=== Data for this task ===
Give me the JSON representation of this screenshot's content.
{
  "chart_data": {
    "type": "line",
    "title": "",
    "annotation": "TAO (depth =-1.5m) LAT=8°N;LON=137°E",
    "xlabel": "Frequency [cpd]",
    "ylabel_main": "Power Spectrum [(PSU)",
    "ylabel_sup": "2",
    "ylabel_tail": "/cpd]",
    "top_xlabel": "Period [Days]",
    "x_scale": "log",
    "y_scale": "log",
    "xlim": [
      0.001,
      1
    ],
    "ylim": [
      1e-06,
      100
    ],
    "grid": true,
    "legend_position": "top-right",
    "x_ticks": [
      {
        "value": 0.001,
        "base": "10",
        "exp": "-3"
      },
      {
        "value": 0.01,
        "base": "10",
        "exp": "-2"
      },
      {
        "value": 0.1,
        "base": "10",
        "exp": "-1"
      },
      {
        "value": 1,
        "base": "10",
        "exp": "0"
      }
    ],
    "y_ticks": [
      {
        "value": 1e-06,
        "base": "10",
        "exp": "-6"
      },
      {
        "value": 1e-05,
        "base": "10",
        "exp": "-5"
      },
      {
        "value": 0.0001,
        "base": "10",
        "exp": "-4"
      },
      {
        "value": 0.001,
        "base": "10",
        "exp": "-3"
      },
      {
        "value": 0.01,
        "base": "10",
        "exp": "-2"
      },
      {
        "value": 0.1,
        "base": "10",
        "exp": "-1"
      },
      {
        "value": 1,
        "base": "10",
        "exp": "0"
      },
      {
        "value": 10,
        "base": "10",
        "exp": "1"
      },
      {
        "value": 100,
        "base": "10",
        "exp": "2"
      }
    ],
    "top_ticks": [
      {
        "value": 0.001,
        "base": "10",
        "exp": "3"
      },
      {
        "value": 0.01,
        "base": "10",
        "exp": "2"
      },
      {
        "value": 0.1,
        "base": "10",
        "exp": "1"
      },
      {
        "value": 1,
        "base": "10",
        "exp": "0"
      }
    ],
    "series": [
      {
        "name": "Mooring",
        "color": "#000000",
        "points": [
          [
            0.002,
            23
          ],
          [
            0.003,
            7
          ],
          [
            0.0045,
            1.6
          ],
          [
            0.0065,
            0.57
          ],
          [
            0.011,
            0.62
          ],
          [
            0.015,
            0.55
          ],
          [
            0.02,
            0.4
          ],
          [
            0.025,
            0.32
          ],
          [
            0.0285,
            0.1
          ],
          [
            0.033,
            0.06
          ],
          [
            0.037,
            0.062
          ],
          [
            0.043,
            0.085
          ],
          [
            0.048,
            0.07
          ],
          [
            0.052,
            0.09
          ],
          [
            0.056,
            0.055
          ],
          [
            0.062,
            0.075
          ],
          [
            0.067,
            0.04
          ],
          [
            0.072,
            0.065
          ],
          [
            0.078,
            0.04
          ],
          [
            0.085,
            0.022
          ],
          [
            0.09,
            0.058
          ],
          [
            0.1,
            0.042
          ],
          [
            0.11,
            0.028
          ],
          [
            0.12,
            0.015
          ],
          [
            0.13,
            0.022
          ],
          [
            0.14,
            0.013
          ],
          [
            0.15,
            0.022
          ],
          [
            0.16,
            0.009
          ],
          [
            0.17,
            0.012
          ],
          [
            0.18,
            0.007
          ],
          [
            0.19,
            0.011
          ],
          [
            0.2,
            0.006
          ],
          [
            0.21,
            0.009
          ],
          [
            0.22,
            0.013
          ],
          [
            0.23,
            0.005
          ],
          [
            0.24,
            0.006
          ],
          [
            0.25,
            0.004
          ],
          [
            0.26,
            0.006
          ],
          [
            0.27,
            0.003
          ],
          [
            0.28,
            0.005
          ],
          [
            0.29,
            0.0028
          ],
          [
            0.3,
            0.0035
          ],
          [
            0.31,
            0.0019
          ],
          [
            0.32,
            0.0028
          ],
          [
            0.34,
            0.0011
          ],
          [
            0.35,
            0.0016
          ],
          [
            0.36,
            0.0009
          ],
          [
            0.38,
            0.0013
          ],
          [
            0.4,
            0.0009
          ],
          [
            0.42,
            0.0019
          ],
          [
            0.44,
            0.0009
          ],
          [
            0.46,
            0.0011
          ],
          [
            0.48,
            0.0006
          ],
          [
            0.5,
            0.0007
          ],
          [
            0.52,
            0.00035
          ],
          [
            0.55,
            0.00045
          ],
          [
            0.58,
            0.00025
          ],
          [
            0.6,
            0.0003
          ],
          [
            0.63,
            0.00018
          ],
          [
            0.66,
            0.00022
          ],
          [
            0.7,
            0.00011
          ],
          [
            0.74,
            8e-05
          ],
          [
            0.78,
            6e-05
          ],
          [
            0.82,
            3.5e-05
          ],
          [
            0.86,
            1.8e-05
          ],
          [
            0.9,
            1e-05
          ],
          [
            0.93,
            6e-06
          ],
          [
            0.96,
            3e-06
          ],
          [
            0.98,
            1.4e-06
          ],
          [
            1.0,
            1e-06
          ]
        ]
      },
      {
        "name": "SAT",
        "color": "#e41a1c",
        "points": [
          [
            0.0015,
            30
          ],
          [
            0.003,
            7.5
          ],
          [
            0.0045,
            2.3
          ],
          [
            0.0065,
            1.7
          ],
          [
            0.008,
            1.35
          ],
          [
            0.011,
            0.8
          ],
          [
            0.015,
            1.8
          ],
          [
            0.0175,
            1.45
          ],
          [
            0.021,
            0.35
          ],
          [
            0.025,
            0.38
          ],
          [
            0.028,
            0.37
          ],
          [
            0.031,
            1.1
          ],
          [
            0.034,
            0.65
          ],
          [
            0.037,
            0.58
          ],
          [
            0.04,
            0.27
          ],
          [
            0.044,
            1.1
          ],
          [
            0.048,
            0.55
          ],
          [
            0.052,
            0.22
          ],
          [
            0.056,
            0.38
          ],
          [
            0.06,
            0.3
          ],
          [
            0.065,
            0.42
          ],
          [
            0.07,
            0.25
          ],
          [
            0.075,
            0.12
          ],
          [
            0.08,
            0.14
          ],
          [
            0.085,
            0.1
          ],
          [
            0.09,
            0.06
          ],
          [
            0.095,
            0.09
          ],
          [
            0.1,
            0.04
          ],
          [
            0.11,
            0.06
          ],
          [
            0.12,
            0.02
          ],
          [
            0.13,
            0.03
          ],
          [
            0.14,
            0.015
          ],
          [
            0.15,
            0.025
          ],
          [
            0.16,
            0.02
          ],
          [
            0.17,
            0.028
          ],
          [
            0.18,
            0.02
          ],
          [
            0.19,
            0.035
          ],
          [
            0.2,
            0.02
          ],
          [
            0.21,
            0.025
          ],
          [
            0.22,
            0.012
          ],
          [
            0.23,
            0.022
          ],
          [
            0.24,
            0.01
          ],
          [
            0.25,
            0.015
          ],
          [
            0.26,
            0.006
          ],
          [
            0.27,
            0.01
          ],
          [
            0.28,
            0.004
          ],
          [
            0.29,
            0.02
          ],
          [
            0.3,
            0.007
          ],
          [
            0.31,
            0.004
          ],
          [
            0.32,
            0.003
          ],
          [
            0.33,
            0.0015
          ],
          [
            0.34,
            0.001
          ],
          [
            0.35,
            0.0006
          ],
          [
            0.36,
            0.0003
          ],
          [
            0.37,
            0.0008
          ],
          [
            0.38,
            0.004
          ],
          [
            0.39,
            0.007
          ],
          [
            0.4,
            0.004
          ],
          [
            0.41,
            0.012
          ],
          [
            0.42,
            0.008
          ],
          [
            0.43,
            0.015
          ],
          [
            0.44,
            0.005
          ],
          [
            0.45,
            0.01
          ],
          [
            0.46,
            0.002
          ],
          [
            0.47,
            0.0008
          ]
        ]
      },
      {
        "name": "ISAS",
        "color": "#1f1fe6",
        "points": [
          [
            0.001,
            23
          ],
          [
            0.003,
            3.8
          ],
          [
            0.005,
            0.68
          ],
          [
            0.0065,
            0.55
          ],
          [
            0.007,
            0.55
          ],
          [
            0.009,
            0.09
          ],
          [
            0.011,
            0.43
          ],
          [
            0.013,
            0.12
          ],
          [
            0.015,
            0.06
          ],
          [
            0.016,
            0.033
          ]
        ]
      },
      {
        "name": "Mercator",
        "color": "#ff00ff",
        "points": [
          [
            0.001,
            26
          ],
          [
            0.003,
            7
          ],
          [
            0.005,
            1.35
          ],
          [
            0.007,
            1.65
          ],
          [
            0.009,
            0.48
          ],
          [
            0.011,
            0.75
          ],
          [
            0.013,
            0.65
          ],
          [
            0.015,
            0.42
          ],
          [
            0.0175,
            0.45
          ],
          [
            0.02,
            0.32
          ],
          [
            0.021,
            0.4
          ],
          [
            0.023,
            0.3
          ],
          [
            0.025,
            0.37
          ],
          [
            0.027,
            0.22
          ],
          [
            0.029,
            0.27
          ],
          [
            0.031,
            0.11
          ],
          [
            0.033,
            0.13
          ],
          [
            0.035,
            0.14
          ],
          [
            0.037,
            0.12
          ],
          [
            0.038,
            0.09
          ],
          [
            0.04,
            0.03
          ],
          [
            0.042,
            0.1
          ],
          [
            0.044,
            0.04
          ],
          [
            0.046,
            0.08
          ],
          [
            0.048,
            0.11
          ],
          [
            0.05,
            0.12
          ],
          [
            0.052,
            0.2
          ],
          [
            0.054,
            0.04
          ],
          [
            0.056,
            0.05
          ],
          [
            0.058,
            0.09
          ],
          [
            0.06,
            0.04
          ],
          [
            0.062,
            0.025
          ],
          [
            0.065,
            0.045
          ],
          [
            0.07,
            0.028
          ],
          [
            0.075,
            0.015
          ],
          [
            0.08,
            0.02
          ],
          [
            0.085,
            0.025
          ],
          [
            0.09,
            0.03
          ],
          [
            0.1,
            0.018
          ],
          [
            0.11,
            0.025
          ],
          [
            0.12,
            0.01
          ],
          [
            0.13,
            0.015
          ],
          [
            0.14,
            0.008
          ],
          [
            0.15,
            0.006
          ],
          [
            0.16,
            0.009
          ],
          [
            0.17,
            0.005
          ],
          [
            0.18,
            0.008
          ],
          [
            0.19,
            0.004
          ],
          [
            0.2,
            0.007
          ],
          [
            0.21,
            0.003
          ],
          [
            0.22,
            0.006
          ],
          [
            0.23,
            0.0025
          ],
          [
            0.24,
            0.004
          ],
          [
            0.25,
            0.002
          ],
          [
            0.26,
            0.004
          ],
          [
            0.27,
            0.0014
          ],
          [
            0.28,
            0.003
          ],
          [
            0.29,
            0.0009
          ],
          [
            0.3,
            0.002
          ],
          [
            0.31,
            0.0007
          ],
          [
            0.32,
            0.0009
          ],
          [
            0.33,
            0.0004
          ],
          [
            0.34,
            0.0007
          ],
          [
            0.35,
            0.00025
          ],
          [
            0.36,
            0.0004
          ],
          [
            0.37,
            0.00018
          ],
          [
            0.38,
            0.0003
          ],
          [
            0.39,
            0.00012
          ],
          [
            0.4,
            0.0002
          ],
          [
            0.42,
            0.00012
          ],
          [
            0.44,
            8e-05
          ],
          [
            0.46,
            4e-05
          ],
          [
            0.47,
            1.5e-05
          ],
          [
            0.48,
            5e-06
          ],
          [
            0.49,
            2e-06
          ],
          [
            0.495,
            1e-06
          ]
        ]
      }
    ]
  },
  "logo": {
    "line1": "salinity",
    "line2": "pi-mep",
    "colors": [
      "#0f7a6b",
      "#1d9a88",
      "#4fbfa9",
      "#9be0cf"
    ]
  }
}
===
Short task:
Using the listing above, show every line that includes the string "name".

Written response:
        "name": "Mooring",
        "name": "SAT",
        "name": "ISAS",
        "name": "Mercator",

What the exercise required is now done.